PASSAGE PROVIDED =>
** Begin **
First, about the numbering: This book should NOT be read first in the Narnia series. It was actually the sixth of the seven Narnia books that Lewis wrote. The remarkably clueless publishers renumbered the series recently, placing The Magician's Nephew first, but that simply ruins what is otherwise a lovely surprise: the origin of the Wardrobe from The Lion, The Witch, and the Wardrobe. And from the internal text, it's clear that TL,TW,&TW should be read first. It's in that book that Lewis introduces Aslan, after all.

However, rather than read the series in strict publication order, I chose to read The Magician's Nephew to my son, Sebastian, as the second book in the series. That enhances the surprise at the end, and answered some questions that he'd been asking as we read TL,TW,&TW while they were still fresh in his mind.

The connection of this book to the Pevensies, the four children from TL,TW,&TW, is comparatively tenuous compared to all the other books in the series (except for The Horse and His Boy, which is the only book in the series to have no connection with them at all). However, the link to the Wardrobe that is revealed at the end was more than enough to interest and delight my son.
** End **
PROBLEM STATEMENT =>
Quote the stretch of the Narnia passage from "First, about the" through "Aslan, after all." word for word.

STORED DATA =>
** Begin **
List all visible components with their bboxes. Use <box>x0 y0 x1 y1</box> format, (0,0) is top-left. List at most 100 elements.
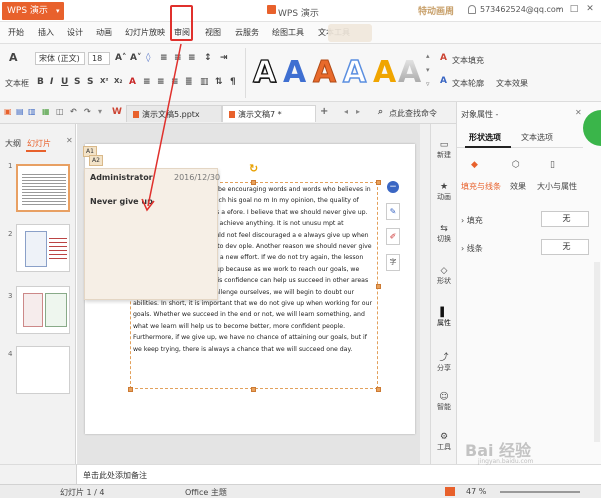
** End **
RESULT =>
First, about the numbering: This book should NOT be read first in the Narnia series. It was actually the sixth of the seven Narnia books that Lewis wrote. The remarkably clueless publishers renumbered the series recently, placing The Magician's Nephew first, but that simply ruins what is otherwise a lovely surprise: the origin of the Wardrobe from The Lion, The Witch, and the Wardrobe. And from the internal text, it's clear that TL,TW,&TW should be read first. It's in that book that Lewis introduces Aslan, after all.